Items from a dataset
——————————

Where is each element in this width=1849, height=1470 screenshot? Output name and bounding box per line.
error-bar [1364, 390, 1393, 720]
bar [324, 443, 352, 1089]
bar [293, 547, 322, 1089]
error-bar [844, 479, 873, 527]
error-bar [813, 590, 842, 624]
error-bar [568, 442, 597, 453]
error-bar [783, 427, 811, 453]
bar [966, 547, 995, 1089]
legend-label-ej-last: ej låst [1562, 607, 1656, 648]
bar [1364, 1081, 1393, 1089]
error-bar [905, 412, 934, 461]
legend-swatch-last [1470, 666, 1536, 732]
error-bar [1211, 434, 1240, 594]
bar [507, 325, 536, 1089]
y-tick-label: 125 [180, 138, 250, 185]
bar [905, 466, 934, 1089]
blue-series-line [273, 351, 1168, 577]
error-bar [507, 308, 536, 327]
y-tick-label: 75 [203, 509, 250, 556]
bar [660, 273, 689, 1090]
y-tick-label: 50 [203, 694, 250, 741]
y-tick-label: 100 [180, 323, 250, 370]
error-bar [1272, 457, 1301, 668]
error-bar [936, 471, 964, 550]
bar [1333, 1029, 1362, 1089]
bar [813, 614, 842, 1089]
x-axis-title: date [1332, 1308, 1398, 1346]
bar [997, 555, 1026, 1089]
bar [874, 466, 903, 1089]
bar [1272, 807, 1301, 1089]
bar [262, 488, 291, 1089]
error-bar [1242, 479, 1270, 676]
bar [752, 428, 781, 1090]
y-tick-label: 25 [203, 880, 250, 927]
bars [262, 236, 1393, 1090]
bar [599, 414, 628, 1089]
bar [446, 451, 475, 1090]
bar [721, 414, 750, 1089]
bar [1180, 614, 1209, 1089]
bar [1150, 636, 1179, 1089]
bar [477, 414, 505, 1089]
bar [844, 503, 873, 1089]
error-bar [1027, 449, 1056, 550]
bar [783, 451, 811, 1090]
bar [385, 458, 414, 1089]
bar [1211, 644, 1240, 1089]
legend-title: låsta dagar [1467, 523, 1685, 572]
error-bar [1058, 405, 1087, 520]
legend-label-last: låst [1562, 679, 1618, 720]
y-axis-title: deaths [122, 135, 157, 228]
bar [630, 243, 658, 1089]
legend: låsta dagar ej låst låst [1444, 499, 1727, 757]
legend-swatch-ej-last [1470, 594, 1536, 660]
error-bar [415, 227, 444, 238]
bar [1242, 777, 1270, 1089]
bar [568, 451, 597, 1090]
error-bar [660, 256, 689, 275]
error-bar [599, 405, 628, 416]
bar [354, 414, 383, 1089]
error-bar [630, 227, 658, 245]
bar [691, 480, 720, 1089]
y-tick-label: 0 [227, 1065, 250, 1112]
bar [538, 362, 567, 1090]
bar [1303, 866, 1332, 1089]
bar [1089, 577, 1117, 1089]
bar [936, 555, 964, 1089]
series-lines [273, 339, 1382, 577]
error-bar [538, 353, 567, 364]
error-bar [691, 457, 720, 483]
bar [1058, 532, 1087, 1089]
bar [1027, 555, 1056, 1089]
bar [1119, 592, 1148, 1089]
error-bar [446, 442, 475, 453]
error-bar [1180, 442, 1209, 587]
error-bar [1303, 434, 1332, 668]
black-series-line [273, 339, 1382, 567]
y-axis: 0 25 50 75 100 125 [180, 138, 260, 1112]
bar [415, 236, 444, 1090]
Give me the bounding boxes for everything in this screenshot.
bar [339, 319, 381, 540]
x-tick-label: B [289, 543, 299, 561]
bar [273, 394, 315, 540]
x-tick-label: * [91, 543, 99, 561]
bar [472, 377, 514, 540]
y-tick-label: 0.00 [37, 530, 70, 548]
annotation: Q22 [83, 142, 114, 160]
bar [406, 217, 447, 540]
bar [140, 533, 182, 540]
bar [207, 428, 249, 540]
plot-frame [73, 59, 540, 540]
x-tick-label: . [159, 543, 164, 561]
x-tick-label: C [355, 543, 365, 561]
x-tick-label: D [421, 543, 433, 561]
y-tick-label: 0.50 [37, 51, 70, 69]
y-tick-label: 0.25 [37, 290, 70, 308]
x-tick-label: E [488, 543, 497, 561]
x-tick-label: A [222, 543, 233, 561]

——————————

REQUIRED TASK: Put all of the lines above into a JSON list of strings, one string per line, leaving out any blank lines.

THE COMPLETED TASK:
[
  "Where is each element in this width=1849, height=1470 screenshot? Output name and bounding box per line.",
  "error-bar [1364, 390, 1393, 720]",
  "bar [324, 443, 352, 1089]",
  "bar [293, 547, 322, 1089]",
  "error-bar [844, 479, 873, 527]",
  "error-bar [813, 590, 842, 624]",
  "error-bar [568, 442, 597, 453]",
  "error-bar [783, 427, 811, 453]",
  "bar [966, 547, 995, 1089]",
  "legend-label-ej-last: ej låst [1562, 607, 1656, 648]",
  "bar [1364, 1081, 1393, 1089]",
  "error-bar [905, 412, 934, 461]",
  "legend-swatch-last [1470, 666, 1536, 732]",
  "error-bar [1211, 434, 1240, 594]",
  "bar [507, 325, 536, 1089]",
  "y-tick-label: 125 [180, 138, 250, 185]",
  "bar [905, 466, 934, 1089]",
  "blue-series-line [273, 351, 1168, 577]",
  "error-bar [507, 308, 536, 327]",
  "y-tick-label: 75 [203, 509, 250, 556]",
  "bar [660, 273, 689, 1090]",
  "y-tick-label: 50 [203, 694, 250, 741]",
  "y-tick-label: 100 [180, 323, 250, 370]",
  "error-bar [1272, 457, 1301, 668]",
  "error-bar [936, 471, 964, 550]",
  "bar [1333, 1029, 1362, 1089]",
  "bar [813, 614, 842, 1089]",
  "x-axis-title: date [1332, 1308, 1398, 1346]",
  "bar [997, 555, 1026, 1089]",
  "bar [874, 466, 903, 1089]",
  "bar [1272, 807, 1301, 1089]",
  "bar [262, 488, 291, 1089]",
  "error-bar [1242, 479, 1270, 676]",
  "bar [752, 428, 781, 1090]",
  "y-tick-label: 25 [203, 880, 250, 927]",
  "bars [262, 236, 1393, 1090]",
  "bar [599, 414, 628, 1089]",
  "bar [446, 451, 475, 1090]",
  "bar [721, 414, 750, 1089]",
  "bar [1180, 614, 1209, 1089]",
  "bar [1150, 636, 1179, 1089]",
  "bar [477, 414, 505, 1089]",
  "bar [844, 503, 873, 1089]",
  "error-bar [1027, 449, 1056, 550]",
  "bar [783, 451, 811, 1090]",
  "bar [385, 458, 414, 1089]",
  "bar [1211, 644, 1240, 1089]",
  "legend-title: låsta dagar [1467, 523, 1685, 572]",
  "error-bar [1058, 405, 1087, 520]",
  "legend-label-last: låst [1562, 679, 1618, 720]",
  "y-axis-title: deaths [122, 135, 157, 228]",
  "bar [630, 243, 658, 1089]",
  "legend: låsta dagar ej låst låst [1444, 499, 1727, 757]",
  "legend-swatch-ej-last [1470, 594, 1536, 660]",
  "error-bar [415, 227, 444, 238]",
  "bar [1242, 777, 1270, 1089]",
  "bar [568, 451, 597, 1090]",
  "error-bar [660, 256, 689, 275]",
  "error-bar [599, 405, 628, 416]",
  "bar [354, 414, 383, 1089]",
  "error-bar [630, 227, 658, 245]",
  "bar [691, 480, 720, 1089]",
  "y-tick-label: 0 [227, 1065, 250, 1112]",
  "bar [538, 362, 567, 1090]",
  "bar [1303, 866, 1332, 1089]",
  "bar [1089, 577, 1117, 1089]",
  "bar [936, 555, 964, 1089]",
  "series-lines [273, 339, 1382, 577]",
  "error-bar [538, 353, 567, 364]",
  "error-bar [691, 457, 720, 483]",
  "bar [1058, 532, 1087, 1089]",
  "bar [1027, 555, 1056, 1089]",
  "bar [1119, 592, 1148, 1089]",
  "error-bar [446, 442, 475, 453]",
  "error-bar [1180, 442, 1209, 587]",
  "error-bar [1303, 434, 1332, 668]",
  "black-series-line [273, 339, 1382, 567]",
  "y-axis: 0 25 50 75 100 125 [180, 138, 260, 1112]",
  "bar [415, 236, 444, 1090]",
  "Give me the bounding boxes for everything in this screenshot.",
  "bar [339, 319, 381, 540]",
  "x-tick-label: B [289, 543, 299, 561]",
  "bar [273, 394, 315, 540]",
  "x-tick-label: * [91, 543, 99, 561]",
  "bar [472, 377, 514, 540]",
  "y-tick-label: 0.00 [37, 530, 70, 548]",
  "annotation: Q22 [83, 142, 114, 160]",
  "bar [406, 217, 447, 540]",
  "bar [140, 533, 182, 540]",
  "bar [207, 428, 249, 540]",
  "plot-frame [73, 59, 540, 540]",
  "x-tick-label: . [159, 543, 164, 561]",
  "x-tick-label: C [355, 543, 365, 561]",
  "x-tick-label: D [421, 543, 433, 561]",
  "y-tick-label: 0.50 [37, 51, 70, 69]",
  "y-tick-label: 0.25 [37, 290, 70, 308]",
  "x-tick-label: E [488, 543, 497, 561]",
  "x-tick-label: A [222, 543, 233, 561]"
]